▶ [EXERCISE REQUIREMENTS] Pull every line containing "JURISDICTIONS" out of the material below.

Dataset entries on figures
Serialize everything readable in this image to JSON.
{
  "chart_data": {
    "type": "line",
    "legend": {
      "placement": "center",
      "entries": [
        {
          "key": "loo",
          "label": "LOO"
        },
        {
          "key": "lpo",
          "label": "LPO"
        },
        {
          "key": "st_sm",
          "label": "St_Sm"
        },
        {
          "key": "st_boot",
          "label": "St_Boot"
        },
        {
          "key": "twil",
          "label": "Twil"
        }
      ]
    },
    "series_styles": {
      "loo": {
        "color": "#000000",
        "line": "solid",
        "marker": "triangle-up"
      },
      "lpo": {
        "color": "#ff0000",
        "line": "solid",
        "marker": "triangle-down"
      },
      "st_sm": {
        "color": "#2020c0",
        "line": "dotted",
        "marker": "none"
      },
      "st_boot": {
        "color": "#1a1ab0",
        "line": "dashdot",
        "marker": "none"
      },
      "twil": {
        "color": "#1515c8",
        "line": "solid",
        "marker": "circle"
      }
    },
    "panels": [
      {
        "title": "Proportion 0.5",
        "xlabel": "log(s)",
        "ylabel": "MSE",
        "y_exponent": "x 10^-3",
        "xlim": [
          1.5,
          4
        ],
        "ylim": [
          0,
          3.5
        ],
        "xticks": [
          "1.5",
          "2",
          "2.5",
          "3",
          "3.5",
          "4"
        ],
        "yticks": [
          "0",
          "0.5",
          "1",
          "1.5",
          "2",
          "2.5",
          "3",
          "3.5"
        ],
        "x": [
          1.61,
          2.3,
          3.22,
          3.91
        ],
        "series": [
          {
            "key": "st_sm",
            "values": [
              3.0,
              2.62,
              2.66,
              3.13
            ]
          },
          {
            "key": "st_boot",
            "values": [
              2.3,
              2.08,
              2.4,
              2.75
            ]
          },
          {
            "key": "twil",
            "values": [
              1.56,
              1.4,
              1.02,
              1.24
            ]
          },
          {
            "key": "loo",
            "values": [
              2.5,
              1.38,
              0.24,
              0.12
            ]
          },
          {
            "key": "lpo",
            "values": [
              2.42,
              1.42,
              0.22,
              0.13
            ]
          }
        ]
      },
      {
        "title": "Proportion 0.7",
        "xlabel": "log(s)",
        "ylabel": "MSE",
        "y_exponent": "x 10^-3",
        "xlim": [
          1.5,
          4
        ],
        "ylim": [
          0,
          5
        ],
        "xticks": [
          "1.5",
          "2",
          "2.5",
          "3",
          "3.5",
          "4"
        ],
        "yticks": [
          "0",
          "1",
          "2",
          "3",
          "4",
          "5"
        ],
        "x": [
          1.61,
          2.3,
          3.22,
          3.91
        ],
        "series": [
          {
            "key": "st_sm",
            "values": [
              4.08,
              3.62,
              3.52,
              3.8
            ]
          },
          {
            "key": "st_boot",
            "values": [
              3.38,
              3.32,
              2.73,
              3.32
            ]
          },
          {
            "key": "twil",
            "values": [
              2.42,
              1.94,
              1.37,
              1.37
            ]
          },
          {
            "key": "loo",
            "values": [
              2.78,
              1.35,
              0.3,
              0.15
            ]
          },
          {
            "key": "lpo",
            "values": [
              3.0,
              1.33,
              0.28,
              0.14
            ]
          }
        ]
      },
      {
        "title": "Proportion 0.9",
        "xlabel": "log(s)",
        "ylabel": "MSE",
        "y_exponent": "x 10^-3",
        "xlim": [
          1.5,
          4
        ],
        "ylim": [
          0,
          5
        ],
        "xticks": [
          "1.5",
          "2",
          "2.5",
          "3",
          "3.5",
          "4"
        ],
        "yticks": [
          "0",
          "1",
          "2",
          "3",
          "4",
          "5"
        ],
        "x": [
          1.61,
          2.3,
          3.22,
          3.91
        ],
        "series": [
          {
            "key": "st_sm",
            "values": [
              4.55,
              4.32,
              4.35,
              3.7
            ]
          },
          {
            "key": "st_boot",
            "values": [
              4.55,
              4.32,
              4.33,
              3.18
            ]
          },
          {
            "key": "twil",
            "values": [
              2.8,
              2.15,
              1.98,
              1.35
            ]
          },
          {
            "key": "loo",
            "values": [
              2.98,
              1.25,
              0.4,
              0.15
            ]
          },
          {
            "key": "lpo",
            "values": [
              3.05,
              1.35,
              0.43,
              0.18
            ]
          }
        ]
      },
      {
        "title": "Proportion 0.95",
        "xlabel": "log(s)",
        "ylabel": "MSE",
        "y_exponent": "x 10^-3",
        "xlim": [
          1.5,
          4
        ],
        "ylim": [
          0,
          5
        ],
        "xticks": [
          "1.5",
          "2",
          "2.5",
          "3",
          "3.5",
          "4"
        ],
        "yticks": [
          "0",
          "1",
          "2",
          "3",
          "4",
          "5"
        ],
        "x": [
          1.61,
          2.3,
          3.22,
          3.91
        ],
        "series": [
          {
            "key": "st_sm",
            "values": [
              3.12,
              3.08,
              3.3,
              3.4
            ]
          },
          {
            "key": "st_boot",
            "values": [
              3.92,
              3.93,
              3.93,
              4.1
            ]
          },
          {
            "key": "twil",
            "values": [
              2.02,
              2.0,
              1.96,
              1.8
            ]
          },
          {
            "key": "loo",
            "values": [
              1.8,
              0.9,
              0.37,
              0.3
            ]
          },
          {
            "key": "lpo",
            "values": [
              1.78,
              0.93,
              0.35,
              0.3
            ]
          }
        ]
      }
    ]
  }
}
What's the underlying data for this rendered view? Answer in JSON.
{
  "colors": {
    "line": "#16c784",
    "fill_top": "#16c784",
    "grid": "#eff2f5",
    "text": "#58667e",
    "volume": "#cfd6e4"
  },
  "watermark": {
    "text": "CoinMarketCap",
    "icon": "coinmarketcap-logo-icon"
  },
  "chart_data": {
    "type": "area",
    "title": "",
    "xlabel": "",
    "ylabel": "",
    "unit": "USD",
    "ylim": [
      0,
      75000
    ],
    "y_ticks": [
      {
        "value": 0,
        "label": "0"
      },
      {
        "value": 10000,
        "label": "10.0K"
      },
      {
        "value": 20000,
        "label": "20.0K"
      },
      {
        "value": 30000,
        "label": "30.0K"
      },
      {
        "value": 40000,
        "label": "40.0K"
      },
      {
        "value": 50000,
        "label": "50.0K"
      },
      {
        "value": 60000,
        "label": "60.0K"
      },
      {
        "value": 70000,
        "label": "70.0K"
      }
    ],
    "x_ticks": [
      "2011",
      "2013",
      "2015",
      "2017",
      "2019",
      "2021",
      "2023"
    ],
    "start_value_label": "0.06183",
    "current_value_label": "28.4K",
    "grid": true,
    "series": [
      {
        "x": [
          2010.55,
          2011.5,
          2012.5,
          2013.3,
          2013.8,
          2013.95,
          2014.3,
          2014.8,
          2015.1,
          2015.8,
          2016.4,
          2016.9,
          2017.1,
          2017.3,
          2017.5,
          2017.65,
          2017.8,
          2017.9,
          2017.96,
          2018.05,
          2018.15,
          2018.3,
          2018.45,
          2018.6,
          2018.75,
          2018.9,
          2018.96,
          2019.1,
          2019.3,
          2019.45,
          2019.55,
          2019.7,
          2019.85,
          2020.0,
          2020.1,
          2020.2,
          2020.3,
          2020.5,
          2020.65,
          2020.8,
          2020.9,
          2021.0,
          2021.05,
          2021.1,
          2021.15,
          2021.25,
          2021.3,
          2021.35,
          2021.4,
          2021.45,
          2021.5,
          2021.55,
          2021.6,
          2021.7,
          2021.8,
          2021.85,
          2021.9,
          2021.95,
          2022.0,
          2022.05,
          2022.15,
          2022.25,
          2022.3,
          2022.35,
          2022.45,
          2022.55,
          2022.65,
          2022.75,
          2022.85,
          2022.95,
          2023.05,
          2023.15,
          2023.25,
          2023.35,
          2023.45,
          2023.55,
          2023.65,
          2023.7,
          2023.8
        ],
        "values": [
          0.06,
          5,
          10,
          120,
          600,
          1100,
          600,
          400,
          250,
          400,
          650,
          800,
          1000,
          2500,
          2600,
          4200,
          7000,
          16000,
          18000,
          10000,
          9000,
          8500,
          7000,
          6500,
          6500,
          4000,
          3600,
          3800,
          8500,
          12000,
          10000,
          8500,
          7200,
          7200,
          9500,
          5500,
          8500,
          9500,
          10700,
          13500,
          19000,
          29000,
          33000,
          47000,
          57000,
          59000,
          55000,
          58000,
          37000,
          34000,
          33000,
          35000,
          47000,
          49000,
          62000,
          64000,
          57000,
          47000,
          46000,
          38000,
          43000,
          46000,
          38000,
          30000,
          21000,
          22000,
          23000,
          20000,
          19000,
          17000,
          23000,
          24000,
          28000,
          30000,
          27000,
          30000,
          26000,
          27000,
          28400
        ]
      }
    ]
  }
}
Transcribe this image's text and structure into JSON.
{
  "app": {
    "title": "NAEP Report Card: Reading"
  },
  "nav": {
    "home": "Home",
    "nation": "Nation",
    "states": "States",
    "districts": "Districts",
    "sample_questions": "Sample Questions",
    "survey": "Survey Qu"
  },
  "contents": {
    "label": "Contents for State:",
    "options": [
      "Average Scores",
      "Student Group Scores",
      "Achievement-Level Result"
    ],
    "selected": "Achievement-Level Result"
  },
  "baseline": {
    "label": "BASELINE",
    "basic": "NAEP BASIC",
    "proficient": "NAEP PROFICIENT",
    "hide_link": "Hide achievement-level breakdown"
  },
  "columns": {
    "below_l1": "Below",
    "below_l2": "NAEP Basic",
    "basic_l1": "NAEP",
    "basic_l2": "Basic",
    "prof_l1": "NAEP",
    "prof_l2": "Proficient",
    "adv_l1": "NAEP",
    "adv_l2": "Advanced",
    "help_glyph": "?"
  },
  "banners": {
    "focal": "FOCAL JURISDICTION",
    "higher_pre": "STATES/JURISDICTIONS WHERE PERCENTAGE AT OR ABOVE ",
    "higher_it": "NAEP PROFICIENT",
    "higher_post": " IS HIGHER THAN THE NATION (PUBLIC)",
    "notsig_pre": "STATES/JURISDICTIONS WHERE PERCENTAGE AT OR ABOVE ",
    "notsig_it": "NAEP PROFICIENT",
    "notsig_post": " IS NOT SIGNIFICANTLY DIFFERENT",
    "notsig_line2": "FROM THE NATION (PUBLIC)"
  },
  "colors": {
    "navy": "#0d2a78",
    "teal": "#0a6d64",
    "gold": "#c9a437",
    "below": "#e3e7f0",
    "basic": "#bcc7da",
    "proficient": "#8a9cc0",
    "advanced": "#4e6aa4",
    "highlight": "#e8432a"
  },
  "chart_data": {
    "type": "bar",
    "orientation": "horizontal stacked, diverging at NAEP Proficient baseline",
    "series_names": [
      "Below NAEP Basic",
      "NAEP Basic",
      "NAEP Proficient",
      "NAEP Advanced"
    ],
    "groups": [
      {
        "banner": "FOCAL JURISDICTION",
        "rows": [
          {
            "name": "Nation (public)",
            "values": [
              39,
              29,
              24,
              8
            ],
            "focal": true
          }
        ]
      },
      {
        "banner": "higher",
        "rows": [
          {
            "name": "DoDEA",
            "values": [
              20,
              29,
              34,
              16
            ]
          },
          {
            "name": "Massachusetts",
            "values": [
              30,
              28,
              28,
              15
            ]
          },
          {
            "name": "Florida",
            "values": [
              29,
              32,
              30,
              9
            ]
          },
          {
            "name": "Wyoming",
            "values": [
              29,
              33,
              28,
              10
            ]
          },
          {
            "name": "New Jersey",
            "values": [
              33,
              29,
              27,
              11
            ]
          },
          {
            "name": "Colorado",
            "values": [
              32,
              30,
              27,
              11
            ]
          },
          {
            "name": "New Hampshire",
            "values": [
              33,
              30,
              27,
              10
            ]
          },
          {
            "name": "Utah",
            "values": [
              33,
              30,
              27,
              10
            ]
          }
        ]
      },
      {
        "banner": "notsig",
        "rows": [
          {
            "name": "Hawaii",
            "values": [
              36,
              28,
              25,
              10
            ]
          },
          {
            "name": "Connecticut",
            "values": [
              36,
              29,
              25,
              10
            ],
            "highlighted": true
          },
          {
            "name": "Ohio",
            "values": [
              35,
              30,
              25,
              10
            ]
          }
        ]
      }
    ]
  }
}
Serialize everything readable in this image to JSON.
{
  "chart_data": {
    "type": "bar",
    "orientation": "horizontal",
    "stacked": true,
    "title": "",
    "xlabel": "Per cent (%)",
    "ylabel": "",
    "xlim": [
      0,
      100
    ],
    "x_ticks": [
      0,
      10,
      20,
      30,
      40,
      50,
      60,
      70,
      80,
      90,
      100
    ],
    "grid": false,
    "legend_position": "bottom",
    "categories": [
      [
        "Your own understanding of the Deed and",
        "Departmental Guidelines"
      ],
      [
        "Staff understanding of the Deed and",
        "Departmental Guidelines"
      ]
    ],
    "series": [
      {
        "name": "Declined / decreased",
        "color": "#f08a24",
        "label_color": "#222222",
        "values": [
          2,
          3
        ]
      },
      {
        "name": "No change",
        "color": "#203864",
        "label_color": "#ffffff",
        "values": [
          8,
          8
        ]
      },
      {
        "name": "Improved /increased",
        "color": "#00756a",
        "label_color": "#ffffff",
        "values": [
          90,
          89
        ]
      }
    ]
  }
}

▶ [SOLVED EXERCISE]
    "higher_pre": "STATES/JURISDICTIONS WHERE PERCENTAGE AT OR ABOVE ",
    "notsig_pre": "STATES/JURISDICTIONS WHERE PERCENTAGE AT OR ABOVE ",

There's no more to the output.